- Exercise aim
Repeat every entry word for word, but leave the images out of your copy.
>> begin Records supplied
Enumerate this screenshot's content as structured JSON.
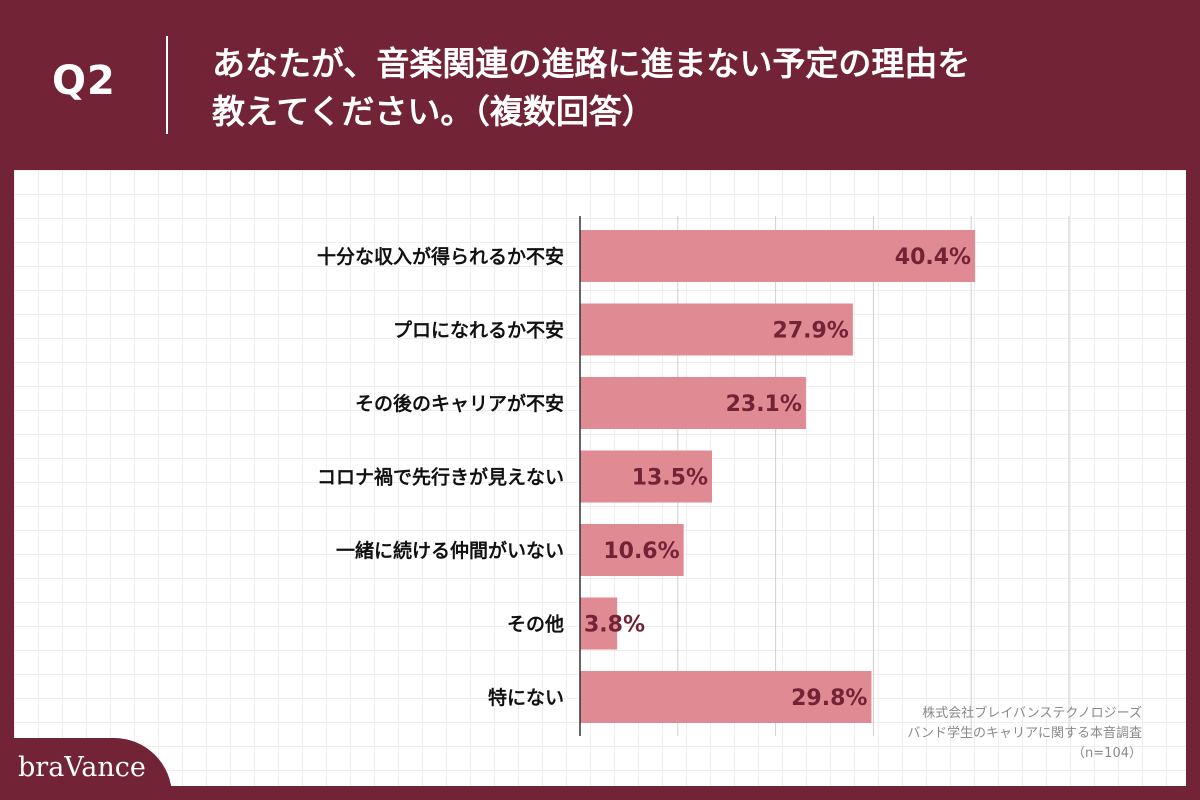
{
  "header": {
    "question_number": "Q2",
    "title_lines": [
      "あなたが、音楽関連の進路に進まない予定の理由を",
      "教えてください。（複数回答）"
    ]
  },
  "colors": {
    "background": "#722336",
    "bar": "#e08a93",
    "value_label": "#722336",
    "axis": "#333333",
    "gridline": "#cfcfcf"
  },
  "chart_data": {
    "type": "bar",
    "orientation": "horizontal",
    "categories": [
      "十分な収入が得られるか不安",
      "プロになれるか不安",
      "その後のキャリアが不安",
      "コロナ禍で先行きが見えない",
      "一緒に続ける仲間がいない",
      "その他",
      "特にない"
    ],
    "values": [
      40.4,
      27.9,
      23.1,
      13.5,
      10.6,
      3.8,
      29.8
    ],
    "value_labels": [
      "40.4%",
      "27.9%",
      "23.1%",
      "13.5%",
      "10.6%",
      "3.8%",
      "29.8%"
    ],
    "xlim": [
      0,
      50
    ],
    "grid": true,
    "tick_labels_shown": false,
    "legend": "none"
  },
  "source": {
    "lines": [
      "株式会社ブレイバンステクノロジーズ",
      "バンド学生のキャリアに関する本音調査",
      "（n=104）"
    ]
  },
  "brand": {
    "logo_text": "braVance"
  }
}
>> end Records supplied
- Task solution
Enumerate this screenshot's content as structured JSON.
{
  "header": {
    "question_number": "Q2",
    "title_lines": [
      "あなたが、音楽関連の進路に進まない予定の理由を",
      "教えてください。（複数回答）"
    ]
  },
  "colors": {
    "background": "#722336",
    "bar": "#e08a93",
    "value_label": "#722336",
    "axis": "#333333",
    "gridline": "#cfcfcf"
  },
  "chart_data": {
    "type": "bar",
    "orientation": "horizontal",
    "categories": [
      "十分な収入が得られるか不安",
      "プロになれるか不安",
      "その後のキャリアが不安",
      "コロナ禍で先行きが見えない",
      "一緒に続ける仲間がいない",
      "その他",
      "特にない"
    ],
    "values": [
      40.4,
      27.9,
      23.1,
      13.5,
      10.6,
      3.8,
      29.8
    ],
    "value_labels": [
      "40.4%",
      "27.9%",
      "23.1%",
      "13.5%",
      "10.6%",
      "3.8%",
      "29.8%"
    ],
    "xlim": [
      0,
      50
    ],
    "grid": true,
    "tick_labels_shown": false,
    "legend": "none"
  },
  "source": {
    "lines": [
      "株式会社ブレイバンステクノロジーズ",
      "バンド学生のキャリアに関する本音調査",
      "（n=104）"
    ]
  },
  "brand": {
    "logo_text": "braVance"
  }
}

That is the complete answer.